- **What is needed**
Repeat the data verbatim.

- **Exercise inputs**

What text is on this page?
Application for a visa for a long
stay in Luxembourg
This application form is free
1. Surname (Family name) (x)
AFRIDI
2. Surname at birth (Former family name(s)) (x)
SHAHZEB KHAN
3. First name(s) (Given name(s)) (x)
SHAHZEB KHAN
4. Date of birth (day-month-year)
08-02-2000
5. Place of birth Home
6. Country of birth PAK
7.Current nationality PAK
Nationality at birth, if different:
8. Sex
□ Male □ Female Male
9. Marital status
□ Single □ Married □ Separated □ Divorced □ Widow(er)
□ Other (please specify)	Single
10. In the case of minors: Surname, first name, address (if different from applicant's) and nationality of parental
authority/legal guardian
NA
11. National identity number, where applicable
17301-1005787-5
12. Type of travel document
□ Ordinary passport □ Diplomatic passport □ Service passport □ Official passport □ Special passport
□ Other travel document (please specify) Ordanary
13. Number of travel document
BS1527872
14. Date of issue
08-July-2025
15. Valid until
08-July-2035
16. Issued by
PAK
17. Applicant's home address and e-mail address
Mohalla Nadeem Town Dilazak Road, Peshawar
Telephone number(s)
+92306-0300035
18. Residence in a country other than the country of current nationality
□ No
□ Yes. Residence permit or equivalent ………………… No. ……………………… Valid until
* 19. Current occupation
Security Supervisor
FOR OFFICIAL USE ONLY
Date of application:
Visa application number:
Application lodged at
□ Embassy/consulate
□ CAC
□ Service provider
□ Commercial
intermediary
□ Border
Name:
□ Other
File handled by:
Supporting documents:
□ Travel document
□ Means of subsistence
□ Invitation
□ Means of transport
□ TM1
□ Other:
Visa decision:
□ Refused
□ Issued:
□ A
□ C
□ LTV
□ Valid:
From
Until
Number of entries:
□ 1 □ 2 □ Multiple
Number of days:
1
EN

- **The answer**
What text is on this page?
Application for a visa for a long
stay in Luxembourg
This application form is free
1. Surname (Family name) (x)
AFRIDI
2. Surname at birth (Former family name(s)) (x)
SHAHZEB KHAN
3. First name(s) (Given name(s)) (x)
SHAHZEB KHAN
4. Date of birth (day-month-year)
08-02-2000
5. Place of birth Home
6. Country of birth PAK
7.Current nationality PAK
Nationality at birth, if different:
8. Sex
□ Male □ Female Male
9. Marital status
□ Single □ Married □ Separated □ Divorced □ Widow(er)
□ Other (please specify)	Single
10. In the case of minors: Surname, first name, address (if different from applicant's) and nationality of parental
authority/legal guardian
NA
11. National identity number, where applicable
17301-1005787-5
12. Type of travel document
□ Ordinary passport □ Diplomatic passport □ Service passport □ Official passport □ Special passport
□ Other travel document (please specify) Ordanary
13. Number of travel document
BS1527872
14. Date of issue
08-July-2025
15. Valid until
08-July-2035
16. Issued by
PAK
17. Applicant's home address and e-mail address
Mohalla Nadeem Town Dilazak Road, Peshawar
Telephone number(s)
+92306-0300035
18. Residence in a country other than the country of current nationality
□ No
□ Yes. Residence permit or equivalent ………………… No. ……………………… Valid until
* 19. Current occupation
Security Supervisor
FOR OFFICIAL USE ONLY
Date of application:
Visa application number:
Application lodged at
□ Embassy/consulate
□ CAC
□ Service provider
□ Commercial
intermediary
□ Border
Name:
□ Other
File handled by:
Supporting documents:
□ Travel document
□ Means of subsistence
□ Invitation
□ Means of transport
□ TM1
□ Other:
Visa decision:
□ Refused
□ Issued:
□ A
□ C
□ LTV
□ Valid:
From
Until
Number of entries:
□ 1 □ 2 □ Multiple
Number of days:
1
EN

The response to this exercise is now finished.